§ Stated problem: Filter this data down to the lines that hold "الشاهد", and copy them.

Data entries
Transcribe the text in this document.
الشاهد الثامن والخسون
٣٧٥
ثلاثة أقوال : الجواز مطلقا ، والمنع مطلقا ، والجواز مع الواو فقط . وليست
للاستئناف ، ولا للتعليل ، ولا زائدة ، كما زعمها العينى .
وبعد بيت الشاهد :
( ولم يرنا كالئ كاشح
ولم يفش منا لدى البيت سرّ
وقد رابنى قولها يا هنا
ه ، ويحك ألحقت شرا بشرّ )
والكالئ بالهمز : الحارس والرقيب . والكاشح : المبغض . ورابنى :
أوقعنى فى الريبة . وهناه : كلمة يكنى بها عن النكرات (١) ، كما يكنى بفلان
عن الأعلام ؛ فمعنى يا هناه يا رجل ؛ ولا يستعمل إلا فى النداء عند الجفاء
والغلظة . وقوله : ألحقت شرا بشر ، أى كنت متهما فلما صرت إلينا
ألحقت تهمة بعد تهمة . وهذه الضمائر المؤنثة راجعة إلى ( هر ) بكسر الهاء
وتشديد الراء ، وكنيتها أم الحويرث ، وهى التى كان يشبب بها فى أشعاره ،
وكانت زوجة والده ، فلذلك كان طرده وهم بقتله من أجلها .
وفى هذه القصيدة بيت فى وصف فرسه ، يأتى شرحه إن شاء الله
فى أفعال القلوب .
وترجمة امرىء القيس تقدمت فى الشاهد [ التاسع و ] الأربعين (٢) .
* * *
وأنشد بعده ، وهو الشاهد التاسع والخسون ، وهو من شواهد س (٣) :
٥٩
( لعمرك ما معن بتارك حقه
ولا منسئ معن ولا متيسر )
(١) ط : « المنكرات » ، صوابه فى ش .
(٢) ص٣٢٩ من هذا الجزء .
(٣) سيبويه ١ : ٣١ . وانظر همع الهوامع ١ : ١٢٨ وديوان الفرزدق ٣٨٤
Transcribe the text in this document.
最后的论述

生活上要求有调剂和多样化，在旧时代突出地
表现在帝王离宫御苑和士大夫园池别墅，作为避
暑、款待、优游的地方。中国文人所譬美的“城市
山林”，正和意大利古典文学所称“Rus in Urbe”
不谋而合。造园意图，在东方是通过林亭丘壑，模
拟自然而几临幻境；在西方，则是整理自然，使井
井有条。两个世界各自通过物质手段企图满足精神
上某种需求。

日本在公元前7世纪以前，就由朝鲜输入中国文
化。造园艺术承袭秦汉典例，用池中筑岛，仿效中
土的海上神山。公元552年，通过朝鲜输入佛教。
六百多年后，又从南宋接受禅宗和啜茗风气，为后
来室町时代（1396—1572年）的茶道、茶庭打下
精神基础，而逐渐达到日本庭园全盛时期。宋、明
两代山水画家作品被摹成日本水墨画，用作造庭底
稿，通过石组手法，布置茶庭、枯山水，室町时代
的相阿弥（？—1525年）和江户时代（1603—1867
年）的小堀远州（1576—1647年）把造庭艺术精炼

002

§ Solution to the problem:
الشاهد الثامن والخسون
وبعد بيت الشاهد :
وترجمة امرىء القيس تقدمت فى الشاهد [ التاسع و ] الأربعين (٢) .
وأنشد بعده ، وهو الشاهد التاسع والخسون ، وهو من شواهد س (٣) :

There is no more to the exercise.